• Aim of the exercise: State how many lines of the entries hold the string "syllabus", and output nothing but that count.

• Supplied records:
__________________________________________________

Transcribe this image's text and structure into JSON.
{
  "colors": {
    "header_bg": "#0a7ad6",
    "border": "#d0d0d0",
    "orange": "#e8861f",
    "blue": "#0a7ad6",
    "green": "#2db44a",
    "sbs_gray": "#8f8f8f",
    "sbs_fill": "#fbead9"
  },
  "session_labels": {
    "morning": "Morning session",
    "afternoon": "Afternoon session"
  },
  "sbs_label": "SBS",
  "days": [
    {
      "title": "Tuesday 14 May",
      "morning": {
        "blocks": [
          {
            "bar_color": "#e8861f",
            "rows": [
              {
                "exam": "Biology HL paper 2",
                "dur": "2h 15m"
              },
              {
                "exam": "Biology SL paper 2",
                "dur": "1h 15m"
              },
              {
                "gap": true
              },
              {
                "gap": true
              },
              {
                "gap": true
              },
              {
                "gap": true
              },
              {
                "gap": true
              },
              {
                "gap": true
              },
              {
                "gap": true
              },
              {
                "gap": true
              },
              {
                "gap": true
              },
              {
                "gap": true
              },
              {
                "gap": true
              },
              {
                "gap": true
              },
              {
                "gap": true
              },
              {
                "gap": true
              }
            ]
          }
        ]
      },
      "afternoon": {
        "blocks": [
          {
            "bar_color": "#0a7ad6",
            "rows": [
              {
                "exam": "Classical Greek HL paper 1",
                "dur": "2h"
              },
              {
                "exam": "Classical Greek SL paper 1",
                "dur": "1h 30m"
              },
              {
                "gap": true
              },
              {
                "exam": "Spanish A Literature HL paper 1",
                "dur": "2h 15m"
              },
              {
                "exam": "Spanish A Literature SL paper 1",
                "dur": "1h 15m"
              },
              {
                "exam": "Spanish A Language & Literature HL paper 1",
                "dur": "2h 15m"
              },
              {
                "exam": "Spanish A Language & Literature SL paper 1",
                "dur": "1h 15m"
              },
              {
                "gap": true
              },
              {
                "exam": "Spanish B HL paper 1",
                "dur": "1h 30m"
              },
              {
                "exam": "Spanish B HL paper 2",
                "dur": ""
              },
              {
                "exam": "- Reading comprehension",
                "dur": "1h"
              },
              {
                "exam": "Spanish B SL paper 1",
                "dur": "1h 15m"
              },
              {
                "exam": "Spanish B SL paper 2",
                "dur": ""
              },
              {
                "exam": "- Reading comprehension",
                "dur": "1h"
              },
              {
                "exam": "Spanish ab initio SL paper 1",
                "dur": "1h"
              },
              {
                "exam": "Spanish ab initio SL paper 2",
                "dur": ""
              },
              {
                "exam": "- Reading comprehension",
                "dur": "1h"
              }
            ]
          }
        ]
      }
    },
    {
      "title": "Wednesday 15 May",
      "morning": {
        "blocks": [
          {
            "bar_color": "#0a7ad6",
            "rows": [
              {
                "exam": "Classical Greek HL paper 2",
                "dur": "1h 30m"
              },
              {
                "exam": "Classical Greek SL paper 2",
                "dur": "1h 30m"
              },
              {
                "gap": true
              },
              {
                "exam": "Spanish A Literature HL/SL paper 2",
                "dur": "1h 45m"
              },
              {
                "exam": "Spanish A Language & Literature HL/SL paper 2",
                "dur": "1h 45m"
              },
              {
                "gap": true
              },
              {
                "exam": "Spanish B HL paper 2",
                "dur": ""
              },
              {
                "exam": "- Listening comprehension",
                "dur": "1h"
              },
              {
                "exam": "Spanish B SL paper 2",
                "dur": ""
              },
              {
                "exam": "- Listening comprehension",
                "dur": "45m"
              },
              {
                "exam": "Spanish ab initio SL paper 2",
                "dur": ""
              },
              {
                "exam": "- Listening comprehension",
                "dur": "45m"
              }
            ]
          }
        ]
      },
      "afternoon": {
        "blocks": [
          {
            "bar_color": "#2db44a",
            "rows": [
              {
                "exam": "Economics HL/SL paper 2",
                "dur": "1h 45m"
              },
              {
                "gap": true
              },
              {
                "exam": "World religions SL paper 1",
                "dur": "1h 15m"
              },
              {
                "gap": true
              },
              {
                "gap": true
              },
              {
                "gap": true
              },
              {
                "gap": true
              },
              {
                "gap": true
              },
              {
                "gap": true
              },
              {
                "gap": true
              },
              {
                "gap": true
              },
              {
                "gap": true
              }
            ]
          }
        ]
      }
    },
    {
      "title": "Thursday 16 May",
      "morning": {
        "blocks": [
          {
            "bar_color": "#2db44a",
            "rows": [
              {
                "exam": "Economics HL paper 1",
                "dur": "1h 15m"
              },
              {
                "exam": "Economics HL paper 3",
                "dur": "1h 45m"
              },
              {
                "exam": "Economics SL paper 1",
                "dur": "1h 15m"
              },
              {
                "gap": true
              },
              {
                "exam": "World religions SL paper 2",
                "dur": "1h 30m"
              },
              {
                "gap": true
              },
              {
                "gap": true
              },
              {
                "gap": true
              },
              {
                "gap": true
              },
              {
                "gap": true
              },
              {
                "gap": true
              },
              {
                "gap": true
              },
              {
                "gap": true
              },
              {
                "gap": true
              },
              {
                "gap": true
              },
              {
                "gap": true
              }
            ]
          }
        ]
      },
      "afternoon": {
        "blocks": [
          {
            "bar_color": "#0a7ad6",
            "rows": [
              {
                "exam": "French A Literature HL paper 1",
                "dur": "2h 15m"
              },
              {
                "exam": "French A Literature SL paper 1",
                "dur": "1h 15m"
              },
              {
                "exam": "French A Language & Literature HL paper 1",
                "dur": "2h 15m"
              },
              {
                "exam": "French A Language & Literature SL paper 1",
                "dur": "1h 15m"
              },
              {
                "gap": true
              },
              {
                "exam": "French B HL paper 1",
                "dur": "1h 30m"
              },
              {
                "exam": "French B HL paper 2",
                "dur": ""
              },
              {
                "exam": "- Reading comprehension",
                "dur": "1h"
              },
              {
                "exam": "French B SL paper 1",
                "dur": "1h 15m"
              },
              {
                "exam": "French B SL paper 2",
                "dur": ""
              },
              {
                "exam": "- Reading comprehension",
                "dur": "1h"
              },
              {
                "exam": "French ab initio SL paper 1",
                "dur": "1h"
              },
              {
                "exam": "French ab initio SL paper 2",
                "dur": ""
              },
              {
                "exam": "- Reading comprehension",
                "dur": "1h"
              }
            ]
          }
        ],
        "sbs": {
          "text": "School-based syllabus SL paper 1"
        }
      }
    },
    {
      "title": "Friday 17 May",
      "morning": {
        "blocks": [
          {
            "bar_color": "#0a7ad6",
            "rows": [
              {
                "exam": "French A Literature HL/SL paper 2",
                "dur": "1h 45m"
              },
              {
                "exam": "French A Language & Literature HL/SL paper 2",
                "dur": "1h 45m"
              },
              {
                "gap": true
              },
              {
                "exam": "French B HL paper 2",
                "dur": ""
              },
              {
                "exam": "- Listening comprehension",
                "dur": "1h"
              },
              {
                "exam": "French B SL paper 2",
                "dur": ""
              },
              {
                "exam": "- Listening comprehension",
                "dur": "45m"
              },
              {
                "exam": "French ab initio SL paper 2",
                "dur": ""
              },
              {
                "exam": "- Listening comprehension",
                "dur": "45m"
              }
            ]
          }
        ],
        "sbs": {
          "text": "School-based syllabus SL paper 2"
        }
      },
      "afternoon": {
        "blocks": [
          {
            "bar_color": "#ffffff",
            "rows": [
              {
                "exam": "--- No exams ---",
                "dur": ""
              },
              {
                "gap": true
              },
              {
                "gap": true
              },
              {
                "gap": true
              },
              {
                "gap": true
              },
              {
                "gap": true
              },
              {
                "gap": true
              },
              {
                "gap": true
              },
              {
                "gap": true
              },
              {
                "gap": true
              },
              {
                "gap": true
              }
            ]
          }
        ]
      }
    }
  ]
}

__________________________________________________

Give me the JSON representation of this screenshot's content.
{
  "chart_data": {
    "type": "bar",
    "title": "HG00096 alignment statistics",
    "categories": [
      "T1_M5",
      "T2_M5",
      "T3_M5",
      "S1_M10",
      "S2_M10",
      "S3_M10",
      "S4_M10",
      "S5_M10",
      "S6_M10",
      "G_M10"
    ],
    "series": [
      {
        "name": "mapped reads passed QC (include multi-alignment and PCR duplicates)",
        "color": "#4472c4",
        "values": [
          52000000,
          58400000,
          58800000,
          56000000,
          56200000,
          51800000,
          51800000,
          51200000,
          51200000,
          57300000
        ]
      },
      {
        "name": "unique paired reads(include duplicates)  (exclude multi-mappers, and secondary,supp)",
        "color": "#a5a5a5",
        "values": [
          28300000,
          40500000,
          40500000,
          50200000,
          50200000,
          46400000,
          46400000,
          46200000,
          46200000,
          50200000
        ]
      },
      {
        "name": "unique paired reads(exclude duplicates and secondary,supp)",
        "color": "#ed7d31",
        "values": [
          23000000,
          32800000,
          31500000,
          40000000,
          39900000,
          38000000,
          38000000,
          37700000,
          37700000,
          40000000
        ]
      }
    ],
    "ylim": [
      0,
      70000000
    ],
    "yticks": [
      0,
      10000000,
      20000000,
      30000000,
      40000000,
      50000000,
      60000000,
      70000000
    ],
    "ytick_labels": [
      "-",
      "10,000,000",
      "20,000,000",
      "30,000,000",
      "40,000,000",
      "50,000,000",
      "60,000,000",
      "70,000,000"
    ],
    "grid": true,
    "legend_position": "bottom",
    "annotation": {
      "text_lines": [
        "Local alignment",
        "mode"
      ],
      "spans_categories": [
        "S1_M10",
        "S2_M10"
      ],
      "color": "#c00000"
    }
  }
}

__________________________________________________

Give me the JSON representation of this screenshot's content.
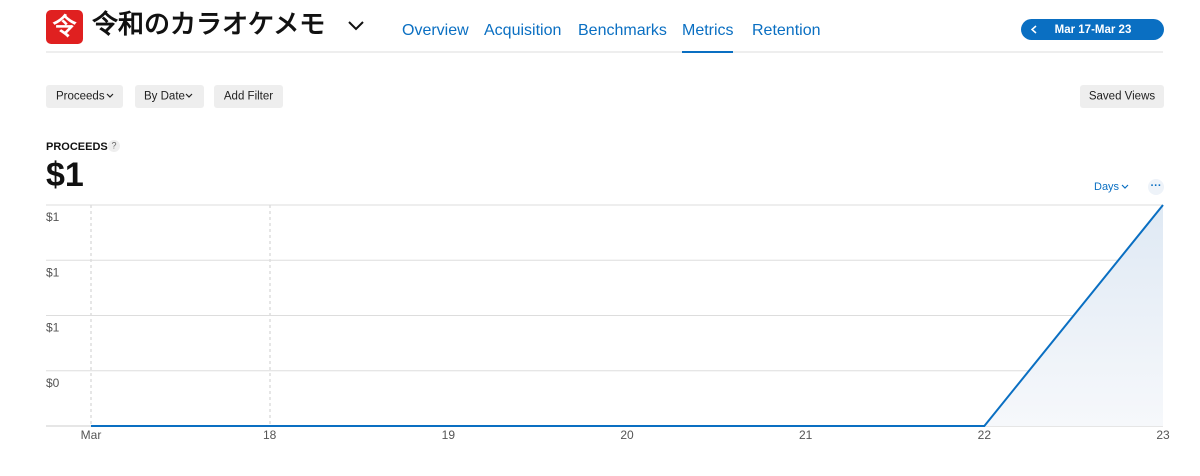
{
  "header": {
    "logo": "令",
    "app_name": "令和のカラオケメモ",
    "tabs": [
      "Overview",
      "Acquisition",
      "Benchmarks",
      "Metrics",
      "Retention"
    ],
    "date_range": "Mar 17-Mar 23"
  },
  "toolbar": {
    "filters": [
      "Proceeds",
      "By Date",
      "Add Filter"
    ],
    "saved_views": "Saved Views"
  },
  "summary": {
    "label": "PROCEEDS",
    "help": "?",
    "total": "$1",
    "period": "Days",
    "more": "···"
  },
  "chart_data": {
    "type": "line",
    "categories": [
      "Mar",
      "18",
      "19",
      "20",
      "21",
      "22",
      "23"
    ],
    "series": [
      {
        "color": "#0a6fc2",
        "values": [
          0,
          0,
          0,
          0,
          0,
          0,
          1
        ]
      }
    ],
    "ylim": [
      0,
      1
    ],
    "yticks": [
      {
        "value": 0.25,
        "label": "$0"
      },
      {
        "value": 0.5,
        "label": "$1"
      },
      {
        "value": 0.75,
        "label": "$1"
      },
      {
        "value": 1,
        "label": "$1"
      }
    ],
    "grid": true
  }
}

__________________________________________________

• Right answer: 2